**Exercise directions:**
Scan the material that follows. Copy every line containing the word "Save".
===== Extracted information =====
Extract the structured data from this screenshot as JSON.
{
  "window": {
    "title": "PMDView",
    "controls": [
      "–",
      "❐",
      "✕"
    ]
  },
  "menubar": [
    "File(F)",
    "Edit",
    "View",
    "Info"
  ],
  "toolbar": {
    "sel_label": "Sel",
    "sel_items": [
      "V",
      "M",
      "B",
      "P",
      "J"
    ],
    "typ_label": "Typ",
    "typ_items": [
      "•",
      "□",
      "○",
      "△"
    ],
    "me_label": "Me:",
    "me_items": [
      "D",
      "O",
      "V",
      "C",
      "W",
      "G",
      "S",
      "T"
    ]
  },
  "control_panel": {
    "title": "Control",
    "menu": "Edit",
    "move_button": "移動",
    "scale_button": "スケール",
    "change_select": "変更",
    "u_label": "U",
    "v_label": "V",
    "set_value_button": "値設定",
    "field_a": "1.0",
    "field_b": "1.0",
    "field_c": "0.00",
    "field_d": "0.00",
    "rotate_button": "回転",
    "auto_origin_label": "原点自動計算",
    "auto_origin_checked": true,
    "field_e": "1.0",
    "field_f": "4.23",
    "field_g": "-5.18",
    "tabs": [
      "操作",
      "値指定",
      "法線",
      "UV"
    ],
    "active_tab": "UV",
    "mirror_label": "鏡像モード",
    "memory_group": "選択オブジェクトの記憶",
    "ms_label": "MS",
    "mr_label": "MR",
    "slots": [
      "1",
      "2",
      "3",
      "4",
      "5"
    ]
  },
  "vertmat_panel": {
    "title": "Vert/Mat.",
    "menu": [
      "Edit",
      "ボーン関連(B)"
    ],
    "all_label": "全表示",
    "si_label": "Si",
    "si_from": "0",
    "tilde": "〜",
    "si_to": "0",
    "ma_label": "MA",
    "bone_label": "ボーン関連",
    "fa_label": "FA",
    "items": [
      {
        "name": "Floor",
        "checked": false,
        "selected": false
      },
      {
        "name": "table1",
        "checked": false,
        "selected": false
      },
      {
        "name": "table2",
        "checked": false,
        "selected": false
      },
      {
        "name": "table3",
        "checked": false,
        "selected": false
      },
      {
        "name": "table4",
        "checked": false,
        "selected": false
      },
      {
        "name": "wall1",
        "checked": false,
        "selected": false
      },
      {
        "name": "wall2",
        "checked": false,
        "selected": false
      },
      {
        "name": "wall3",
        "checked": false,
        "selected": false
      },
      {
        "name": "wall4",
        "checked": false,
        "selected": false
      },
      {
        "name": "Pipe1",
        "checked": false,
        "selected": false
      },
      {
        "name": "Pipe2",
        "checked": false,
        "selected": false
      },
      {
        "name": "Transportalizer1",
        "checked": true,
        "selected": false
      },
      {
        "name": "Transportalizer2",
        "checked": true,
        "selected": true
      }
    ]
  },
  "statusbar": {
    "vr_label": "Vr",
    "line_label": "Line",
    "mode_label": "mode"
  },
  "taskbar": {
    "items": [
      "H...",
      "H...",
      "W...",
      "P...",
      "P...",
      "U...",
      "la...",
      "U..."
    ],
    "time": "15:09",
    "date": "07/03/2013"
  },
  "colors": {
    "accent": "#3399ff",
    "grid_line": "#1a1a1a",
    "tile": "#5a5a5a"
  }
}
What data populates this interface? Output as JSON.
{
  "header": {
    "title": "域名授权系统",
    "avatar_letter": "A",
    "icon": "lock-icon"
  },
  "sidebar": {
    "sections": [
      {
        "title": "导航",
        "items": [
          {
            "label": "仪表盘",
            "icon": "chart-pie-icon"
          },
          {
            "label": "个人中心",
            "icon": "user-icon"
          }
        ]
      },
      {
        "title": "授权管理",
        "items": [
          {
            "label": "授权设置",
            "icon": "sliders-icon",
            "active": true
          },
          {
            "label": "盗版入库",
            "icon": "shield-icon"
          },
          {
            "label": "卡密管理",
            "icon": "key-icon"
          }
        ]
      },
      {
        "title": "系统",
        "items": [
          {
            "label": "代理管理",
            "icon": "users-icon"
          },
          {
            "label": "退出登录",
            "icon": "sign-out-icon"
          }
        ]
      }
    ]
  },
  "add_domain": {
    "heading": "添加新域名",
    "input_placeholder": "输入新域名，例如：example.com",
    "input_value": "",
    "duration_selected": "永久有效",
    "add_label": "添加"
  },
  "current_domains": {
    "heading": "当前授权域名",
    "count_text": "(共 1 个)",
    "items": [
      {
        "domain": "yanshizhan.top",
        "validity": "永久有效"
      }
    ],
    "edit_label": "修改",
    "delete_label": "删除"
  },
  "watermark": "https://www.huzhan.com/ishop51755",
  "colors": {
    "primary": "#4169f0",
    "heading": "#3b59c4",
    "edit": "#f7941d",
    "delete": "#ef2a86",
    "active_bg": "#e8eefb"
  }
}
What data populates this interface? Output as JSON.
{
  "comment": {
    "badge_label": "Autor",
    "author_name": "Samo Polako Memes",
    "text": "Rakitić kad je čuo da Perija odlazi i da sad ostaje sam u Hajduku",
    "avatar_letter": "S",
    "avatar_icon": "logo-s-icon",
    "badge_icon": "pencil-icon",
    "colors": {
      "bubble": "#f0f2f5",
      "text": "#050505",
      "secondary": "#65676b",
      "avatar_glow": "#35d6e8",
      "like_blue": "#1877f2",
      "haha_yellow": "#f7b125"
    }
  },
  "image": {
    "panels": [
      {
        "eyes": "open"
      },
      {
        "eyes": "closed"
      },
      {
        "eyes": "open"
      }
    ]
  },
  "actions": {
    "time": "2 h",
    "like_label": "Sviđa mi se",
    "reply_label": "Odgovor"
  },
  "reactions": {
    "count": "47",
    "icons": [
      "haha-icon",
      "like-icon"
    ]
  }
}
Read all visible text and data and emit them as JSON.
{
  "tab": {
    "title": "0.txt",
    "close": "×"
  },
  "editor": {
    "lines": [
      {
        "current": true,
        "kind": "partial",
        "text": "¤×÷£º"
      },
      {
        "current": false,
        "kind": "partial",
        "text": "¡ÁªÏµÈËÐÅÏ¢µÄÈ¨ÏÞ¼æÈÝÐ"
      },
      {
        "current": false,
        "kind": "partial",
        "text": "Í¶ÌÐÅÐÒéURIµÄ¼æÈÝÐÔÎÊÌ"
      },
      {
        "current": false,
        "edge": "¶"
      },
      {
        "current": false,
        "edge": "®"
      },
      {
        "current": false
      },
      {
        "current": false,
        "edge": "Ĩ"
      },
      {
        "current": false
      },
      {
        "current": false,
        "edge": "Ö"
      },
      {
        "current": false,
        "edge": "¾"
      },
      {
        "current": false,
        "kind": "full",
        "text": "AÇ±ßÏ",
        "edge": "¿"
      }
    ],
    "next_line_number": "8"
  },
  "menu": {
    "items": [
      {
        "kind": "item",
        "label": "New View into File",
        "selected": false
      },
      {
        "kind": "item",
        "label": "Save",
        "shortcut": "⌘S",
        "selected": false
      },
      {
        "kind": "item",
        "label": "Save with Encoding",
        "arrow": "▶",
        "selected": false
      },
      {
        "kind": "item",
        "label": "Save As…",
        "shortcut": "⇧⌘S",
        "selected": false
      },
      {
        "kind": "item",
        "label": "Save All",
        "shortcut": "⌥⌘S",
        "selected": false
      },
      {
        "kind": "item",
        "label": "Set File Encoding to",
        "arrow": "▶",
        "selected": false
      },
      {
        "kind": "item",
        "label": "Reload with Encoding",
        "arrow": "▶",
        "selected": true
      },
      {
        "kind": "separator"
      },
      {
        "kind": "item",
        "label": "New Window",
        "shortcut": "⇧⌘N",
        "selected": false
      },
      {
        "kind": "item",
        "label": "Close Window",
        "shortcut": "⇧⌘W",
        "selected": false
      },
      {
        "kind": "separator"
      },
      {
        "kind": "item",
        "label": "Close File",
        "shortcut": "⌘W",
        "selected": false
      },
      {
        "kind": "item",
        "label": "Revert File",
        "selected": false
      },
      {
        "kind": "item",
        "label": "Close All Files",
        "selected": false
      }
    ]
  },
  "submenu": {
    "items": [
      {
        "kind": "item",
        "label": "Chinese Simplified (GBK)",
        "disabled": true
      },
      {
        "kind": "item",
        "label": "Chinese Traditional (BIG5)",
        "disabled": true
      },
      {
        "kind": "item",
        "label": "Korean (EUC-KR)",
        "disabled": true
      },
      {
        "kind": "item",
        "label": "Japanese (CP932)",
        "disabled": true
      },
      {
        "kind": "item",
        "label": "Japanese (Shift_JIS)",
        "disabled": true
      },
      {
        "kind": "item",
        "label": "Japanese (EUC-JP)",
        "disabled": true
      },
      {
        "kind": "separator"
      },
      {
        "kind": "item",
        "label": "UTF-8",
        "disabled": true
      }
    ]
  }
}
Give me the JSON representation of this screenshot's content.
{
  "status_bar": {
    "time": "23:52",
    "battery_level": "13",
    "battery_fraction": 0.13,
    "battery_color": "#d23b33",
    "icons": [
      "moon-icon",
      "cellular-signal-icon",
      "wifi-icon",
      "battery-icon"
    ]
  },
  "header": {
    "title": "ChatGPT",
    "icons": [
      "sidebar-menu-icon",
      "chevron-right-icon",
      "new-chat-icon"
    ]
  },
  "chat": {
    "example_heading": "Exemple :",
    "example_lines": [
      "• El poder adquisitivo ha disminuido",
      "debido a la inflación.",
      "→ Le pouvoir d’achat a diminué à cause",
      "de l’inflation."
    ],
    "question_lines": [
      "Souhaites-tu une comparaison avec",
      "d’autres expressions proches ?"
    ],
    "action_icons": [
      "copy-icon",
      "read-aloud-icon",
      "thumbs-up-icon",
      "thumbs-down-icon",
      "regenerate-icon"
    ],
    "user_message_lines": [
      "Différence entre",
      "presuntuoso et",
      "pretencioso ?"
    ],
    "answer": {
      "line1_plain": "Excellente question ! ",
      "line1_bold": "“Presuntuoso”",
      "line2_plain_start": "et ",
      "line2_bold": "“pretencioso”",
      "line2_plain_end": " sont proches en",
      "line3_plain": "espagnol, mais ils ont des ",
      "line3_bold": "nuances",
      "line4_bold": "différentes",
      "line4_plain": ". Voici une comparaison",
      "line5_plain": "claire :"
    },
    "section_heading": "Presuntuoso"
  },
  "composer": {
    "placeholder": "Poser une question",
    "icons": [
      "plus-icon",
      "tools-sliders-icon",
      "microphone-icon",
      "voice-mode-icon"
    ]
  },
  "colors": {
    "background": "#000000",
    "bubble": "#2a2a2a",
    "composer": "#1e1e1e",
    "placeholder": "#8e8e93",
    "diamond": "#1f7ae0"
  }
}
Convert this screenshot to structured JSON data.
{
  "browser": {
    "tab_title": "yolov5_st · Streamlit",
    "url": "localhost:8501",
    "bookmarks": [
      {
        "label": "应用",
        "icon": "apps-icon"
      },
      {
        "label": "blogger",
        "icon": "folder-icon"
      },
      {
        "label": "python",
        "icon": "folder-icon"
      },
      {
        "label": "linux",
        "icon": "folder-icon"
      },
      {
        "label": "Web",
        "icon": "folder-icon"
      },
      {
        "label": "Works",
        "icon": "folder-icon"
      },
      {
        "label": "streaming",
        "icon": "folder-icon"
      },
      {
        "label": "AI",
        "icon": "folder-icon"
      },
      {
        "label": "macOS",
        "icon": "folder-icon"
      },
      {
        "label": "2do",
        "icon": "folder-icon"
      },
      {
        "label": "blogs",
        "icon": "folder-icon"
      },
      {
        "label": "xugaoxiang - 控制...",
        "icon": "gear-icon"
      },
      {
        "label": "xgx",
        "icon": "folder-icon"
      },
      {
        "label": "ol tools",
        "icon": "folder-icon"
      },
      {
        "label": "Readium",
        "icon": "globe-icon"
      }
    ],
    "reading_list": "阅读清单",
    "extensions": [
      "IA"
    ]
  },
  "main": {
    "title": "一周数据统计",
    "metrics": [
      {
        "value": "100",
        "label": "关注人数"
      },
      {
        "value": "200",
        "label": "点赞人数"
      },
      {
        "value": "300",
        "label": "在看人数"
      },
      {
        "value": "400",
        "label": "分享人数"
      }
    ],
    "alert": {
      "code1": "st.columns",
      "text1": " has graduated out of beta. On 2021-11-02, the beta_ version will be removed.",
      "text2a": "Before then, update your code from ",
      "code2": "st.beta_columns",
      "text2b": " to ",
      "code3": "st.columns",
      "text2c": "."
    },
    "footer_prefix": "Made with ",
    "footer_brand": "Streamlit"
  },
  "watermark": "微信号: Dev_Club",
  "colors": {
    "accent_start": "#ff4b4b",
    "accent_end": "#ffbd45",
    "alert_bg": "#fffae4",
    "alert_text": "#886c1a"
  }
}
=====
**Final result:**
        "label": "Save",
        "label": "Save with Encoding",
        "label": "Save As…",
        "label": "Save All",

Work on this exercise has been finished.